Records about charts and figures
■ ■ ■ ■

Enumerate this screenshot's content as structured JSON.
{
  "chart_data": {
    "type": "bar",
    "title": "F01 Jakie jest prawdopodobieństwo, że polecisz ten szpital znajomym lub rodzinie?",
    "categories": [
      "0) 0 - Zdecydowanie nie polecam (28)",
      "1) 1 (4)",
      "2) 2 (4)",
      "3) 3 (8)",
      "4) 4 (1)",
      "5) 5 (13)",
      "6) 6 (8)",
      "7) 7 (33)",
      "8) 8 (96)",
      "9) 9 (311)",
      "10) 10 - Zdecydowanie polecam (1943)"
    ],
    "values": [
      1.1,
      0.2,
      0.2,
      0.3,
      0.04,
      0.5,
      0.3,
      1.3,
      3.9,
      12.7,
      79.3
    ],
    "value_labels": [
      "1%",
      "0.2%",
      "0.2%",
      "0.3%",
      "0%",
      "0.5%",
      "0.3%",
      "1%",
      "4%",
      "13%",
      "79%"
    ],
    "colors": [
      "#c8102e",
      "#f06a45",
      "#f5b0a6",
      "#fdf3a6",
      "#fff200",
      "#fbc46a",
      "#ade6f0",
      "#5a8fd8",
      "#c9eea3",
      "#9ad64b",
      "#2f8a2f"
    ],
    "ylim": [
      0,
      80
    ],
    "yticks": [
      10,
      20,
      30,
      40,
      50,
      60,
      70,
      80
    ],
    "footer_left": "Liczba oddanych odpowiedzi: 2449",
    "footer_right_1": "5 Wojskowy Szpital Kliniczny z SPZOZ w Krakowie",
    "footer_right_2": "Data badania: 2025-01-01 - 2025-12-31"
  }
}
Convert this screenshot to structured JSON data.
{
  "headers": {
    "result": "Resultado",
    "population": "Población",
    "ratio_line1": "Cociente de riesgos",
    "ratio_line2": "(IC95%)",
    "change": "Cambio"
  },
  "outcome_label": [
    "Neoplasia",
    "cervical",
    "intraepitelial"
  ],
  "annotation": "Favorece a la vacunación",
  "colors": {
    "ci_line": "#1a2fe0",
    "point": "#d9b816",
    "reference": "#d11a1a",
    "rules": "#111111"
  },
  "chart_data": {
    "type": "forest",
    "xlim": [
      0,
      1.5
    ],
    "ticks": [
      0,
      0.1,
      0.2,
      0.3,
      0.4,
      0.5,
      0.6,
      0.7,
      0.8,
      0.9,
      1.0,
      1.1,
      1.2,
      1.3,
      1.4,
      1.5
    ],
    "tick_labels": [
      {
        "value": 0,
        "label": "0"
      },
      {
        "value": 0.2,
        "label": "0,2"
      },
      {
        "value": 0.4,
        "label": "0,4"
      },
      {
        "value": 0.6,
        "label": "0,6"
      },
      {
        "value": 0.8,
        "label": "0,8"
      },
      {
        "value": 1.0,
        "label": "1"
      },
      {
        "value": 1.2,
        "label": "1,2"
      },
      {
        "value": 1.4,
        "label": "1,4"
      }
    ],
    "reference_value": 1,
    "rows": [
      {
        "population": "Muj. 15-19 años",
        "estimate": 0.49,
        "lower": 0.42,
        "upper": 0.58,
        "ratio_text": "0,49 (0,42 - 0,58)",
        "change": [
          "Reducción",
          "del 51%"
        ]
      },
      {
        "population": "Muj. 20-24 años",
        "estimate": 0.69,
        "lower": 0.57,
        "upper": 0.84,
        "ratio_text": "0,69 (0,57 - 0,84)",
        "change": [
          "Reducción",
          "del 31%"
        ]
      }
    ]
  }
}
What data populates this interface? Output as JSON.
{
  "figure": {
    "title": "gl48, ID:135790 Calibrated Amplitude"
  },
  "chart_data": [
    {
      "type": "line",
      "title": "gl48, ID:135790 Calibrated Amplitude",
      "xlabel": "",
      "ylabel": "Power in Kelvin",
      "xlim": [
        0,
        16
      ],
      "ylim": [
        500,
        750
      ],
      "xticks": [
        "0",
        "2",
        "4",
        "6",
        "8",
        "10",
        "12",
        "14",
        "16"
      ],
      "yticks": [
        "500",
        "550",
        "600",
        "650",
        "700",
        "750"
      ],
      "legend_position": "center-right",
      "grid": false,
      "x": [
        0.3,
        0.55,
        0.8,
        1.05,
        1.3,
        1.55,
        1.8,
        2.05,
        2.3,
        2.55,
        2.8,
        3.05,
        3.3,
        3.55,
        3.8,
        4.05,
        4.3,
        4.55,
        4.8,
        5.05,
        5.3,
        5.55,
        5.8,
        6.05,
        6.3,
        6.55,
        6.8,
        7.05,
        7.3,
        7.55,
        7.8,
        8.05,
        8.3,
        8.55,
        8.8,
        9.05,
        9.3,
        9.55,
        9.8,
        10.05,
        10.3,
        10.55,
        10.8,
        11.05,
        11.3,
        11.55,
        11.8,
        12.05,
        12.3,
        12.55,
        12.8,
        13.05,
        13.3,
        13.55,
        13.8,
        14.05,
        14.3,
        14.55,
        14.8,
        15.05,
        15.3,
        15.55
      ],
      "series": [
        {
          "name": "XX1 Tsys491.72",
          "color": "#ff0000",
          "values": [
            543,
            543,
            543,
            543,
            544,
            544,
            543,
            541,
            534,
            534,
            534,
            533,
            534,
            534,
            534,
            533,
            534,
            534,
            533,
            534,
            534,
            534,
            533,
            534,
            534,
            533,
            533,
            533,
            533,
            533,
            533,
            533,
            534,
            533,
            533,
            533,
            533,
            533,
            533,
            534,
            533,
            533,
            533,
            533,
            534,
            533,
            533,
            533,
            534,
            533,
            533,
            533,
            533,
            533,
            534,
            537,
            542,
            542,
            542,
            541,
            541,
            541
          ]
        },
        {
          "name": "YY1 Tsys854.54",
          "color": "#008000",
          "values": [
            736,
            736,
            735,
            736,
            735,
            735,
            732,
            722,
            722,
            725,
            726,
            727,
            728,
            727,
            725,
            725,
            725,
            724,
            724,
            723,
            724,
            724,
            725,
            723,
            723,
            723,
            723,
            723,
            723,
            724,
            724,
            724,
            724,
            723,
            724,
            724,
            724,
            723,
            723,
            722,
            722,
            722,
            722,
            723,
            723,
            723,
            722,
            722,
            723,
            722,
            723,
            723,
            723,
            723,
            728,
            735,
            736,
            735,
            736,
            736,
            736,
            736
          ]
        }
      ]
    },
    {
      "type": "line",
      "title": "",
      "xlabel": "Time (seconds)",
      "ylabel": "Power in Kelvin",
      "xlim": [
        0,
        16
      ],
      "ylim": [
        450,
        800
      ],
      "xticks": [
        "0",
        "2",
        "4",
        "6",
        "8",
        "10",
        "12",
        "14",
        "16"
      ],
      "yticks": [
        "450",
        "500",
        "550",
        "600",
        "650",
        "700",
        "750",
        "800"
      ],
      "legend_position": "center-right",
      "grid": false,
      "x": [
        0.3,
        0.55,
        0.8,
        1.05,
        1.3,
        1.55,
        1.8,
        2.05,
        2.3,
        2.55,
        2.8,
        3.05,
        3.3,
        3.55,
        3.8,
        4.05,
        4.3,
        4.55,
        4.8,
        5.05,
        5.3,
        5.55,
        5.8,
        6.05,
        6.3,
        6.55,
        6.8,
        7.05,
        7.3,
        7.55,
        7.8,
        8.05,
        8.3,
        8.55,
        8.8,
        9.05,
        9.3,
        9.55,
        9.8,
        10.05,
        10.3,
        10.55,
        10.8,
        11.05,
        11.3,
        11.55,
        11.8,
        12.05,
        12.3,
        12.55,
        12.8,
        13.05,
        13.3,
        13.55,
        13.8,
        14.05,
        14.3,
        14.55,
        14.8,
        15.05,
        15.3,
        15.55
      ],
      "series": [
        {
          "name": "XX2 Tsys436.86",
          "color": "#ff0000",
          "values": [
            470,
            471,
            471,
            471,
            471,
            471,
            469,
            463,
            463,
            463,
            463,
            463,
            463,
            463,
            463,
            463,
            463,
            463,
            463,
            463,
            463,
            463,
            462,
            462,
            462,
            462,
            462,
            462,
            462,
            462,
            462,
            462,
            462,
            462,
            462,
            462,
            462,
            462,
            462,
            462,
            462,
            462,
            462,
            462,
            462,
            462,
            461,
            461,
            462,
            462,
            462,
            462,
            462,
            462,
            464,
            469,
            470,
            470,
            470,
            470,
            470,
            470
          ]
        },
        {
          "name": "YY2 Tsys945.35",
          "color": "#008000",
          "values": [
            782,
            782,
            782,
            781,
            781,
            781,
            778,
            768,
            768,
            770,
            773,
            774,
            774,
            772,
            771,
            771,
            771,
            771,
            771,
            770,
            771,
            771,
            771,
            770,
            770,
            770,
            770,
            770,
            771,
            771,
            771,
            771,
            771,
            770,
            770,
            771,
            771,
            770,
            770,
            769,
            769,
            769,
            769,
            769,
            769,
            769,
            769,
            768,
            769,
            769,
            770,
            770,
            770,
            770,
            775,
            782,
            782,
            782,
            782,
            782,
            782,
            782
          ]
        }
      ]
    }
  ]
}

■ ■ ■ ■

Given problem:
Copy out each line that contains the word "Calibrated".

Result:
    "title": "gl48, ID:135790 Calibrated Amplitude"
      "title": "gl48, ID:135790 Calibrated Amplitude",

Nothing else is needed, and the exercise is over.